§ **Direction**
Locate the string "accel" throughout the material and copy every line in which it occurs.

::::::

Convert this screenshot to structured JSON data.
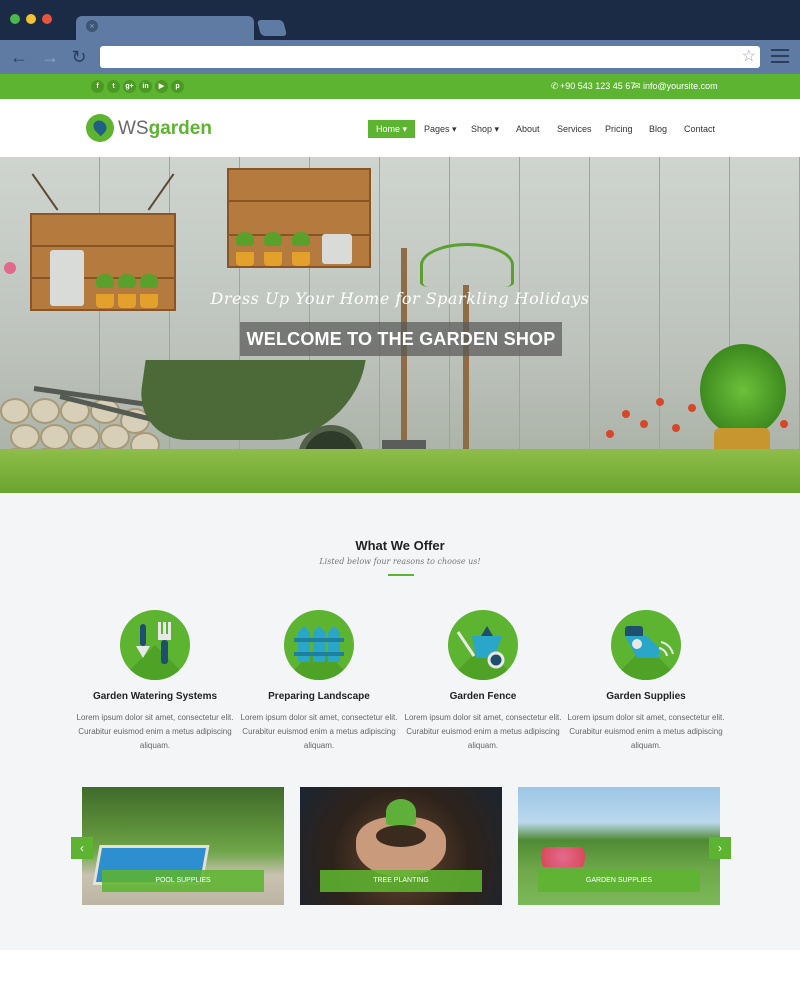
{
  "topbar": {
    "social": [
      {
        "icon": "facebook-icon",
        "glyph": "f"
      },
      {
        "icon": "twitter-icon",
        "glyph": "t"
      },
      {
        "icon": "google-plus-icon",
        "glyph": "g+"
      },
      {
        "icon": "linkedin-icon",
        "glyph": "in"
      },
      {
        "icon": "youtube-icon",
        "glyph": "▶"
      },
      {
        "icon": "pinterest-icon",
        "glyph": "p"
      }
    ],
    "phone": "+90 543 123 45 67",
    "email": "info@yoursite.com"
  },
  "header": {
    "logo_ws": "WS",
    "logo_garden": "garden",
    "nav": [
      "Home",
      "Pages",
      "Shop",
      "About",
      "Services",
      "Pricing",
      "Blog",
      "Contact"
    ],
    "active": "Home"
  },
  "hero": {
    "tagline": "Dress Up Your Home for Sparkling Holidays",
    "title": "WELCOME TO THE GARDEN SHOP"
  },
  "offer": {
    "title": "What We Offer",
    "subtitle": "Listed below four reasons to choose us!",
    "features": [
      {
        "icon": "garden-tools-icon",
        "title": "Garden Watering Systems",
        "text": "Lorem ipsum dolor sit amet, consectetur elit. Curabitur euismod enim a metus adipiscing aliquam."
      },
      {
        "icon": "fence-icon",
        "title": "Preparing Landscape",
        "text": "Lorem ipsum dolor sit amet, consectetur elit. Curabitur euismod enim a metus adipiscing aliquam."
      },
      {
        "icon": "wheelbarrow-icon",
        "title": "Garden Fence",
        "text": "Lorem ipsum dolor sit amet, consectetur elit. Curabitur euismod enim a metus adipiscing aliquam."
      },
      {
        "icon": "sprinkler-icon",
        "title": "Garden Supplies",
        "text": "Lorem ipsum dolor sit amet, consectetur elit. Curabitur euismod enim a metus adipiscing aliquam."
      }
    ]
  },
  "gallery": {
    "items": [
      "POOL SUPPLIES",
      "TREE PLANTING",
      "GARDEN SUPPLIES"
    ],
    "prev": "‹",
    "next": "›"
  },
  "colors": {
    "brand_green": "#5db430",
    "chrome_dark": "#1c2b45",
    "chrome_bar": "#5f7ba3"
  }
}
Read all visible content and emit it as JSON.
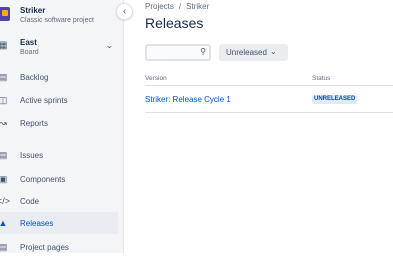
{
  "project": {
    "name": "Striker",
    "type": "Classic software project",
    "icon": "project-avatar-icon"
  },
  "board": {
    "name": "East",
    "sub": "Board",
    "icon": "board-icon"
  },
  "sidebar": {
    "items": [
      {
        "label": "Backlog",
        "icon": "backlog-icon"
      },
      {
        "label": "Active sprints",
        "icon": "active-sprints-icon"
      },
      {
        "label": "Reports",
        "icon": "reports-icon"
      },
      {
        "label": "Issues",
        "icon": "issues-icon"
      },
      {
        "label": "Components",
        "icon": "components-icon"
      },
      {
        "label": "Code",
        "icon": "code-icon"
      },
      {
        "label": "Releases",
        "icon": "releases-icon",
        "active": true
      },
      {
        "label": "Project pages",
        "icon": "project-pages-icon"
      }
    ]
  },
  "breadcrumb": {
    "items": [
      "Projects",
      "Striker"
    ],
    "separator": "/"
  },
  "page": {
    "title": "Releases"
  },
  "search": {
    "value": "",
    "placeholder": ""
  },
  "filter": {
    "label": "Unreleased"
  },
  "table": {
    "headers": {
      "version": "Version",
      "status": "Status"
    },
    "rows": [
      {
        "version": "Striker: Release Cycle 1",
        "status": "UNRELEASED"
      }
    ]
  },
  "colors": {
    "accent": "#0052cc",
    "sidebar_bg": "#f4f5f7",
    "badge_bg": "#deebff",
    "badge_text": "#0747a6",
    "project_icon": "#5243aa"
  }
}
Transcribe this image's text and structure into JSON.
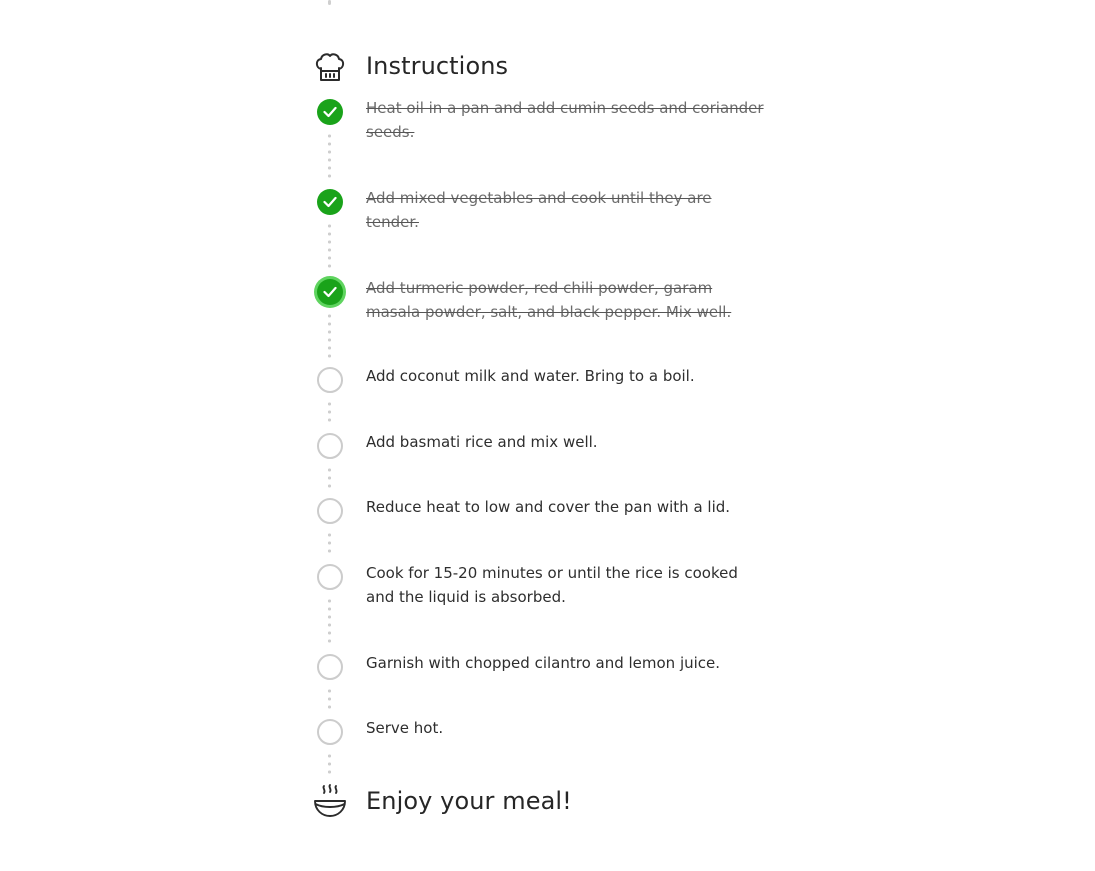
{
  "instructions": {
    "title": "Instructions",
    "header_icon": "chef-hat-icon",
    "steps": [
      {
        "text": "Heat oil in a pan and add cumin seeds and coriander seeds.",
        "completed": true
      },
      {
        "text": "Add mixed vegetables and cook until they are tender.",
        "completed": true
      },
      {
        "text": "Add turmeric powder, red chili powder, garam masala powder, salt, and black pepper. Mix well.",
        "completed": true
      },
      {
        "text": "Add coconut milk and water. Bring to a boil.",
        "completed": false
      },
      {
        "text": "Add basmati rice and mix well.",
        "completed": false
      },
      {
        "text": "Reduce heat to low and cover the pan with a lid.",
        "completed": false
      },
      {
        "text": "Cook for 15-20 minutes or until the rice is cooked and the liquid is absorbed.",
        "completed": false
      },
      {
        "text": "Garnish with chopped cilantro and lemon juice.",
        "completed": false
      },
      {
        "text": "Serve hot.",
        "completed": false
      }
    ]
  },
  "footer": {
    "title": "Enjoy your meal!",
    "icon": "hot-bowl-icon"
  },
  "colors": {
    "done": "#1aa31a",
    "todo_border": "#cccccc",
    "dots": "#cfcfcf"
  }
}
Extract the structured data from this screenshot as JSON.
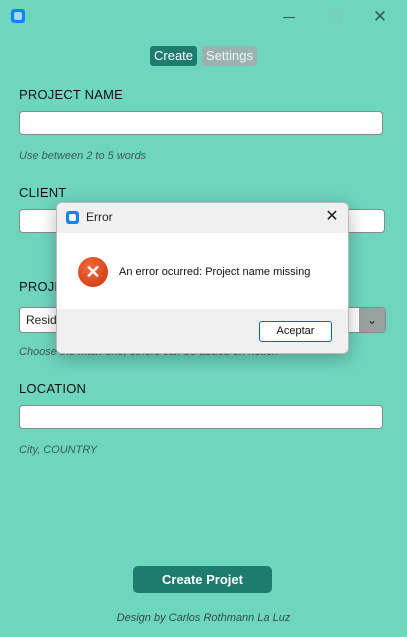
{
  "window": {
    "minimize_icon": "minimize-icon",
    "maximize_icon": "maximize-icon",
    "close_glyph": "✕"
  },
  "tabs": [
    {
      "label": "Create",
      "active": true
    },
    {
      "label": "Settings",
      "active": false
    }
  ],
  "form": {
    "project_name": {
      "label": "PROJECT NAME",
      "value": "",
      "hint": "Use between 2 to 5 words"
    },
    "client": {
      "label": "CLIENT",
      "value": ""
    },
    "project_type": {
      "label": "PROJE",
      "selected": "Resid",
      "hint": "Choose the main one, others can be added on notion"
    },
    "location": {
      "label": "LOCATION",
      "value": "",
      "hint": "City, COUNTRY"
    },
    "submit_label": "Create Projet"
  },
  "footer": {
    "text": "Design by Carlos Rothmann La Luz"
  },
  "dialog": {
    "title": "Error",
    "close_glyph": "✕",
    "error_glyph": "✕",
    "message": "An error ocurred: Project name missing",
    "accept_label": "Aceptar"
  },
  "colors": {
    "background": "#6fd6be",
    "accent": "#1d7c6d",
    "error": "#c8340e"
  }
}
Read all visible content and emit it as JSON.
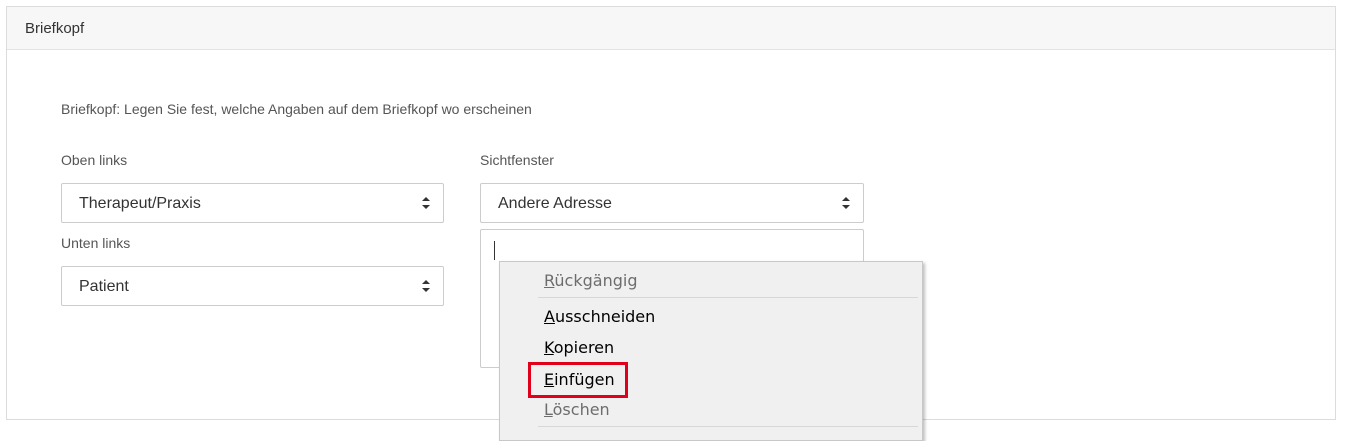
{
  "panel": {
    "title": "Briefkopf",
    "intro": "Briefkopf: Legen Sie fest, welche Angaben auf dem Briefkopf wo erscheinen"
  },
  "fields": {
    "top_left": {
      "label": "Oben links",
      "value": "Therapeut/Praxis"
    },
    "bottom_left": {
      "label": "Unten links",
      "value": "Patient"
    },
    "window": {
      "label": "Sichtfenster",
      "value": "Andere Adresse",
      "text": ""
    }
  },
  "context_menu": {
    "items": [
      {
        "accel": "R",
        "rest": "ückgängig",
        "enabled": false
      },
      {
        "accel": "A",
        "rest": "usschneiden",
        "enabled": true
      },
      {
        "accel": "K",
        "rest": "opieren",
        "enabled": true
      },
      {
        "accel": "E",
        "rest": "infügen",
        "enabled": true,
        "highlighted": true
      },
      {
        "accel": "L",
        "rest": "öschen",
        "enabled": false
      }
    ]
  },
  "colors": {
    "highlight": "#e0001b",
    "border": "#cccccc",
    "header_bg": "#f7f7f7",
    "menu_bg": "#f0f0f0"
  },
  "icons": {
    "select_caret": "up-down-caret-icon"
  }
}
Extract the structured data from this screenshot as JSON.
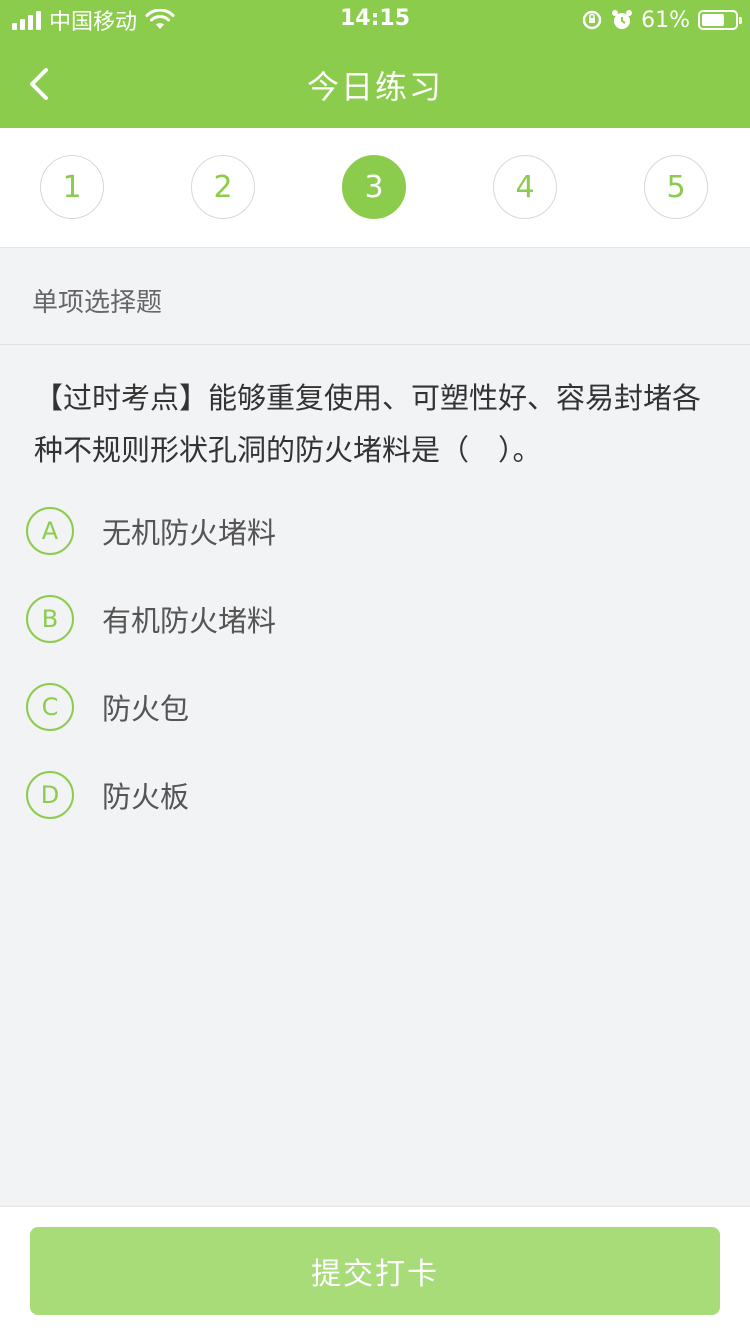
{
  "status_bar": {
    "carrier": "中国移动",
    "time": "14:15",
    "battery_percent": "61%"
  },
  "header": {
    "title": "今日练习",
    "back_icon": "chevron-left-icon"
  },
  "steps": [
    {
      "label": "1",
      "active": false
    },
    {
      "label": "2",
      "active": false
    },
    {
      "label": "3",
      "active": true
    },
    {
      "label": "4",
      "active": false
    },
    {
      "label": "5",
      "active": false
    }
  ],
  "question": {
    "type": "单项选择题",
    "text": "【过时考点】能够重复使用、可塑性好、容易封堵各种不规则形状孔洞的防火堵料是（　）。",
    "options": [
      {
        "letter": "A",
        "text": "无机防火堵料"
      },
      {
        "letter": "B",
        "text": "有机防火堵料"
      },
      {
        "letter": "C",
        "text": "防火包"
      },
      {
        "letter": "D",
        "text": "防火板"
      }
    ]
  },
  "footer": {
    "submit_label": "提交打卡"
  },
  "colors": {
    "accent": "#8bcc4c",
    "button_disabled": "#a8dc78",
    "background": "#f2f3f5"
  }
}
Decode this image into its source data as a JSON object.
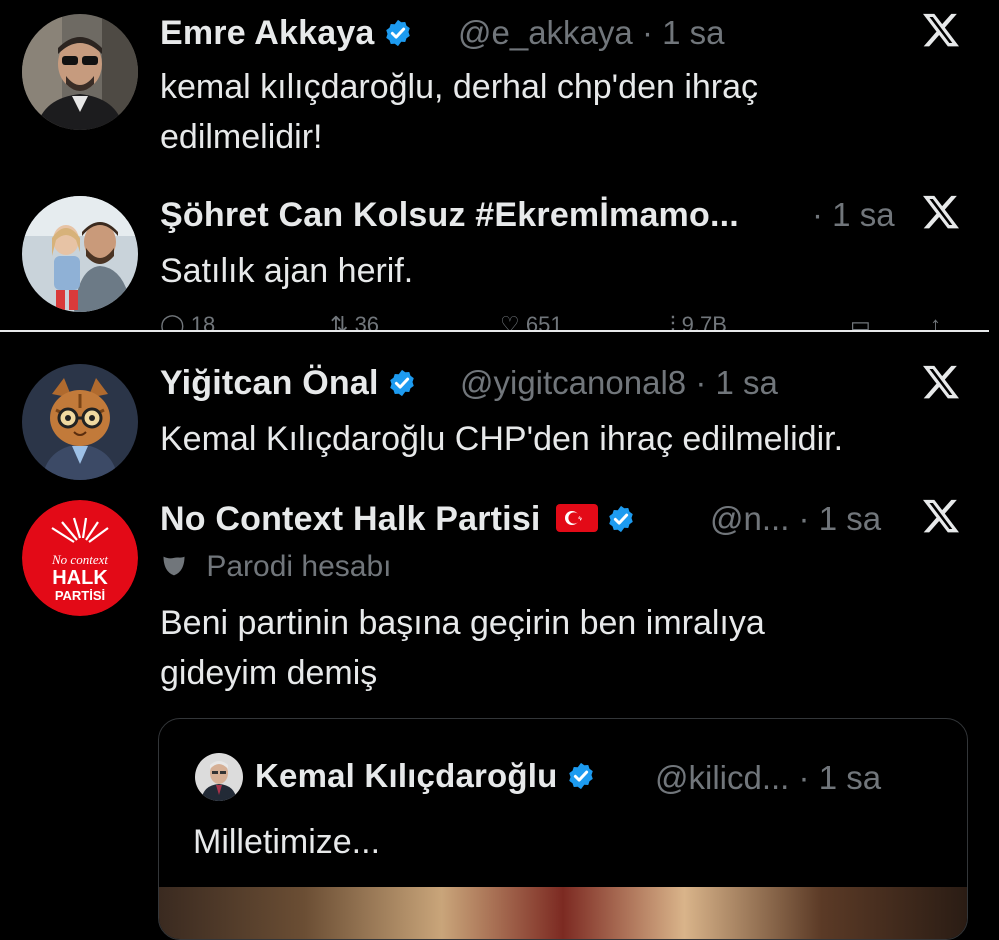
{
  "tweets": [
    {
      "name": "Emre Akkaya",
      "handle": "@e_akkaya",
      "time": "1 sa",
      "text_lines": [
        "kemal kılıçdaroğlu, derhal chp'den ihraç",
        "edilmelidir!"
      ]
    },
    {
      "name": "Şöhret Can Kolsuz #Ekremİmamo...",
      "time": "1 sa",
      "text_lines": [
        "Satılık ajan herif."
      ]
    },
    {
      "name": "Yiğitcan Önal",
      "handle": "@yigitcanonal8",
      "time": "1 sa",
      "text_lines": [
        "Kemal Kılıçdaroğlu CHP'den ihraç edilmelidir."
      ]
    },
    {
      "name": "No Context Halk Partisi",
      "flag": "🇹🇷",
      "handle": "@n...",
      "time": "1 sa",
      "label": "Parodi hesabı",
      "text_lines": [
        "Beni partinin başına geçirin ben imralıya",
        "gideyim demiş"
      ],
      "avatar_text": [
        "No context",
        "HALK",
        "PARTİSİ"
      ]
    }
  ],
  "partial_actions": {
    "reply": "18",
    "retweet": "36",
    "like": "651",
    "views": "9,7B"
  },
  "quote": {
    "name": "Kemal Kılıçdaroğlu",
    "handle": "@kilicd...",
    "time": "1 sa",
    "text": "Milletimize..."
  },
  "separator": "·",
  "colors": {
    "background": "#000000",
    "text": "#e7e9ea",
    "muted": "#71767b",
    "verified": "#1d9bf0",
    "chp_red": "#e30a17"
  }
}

::::::

§ **Solved exercise**
        "accel": "R",
        "accel": "A",
        "accel": "K",
        "accel": "E",
        "accel": "L",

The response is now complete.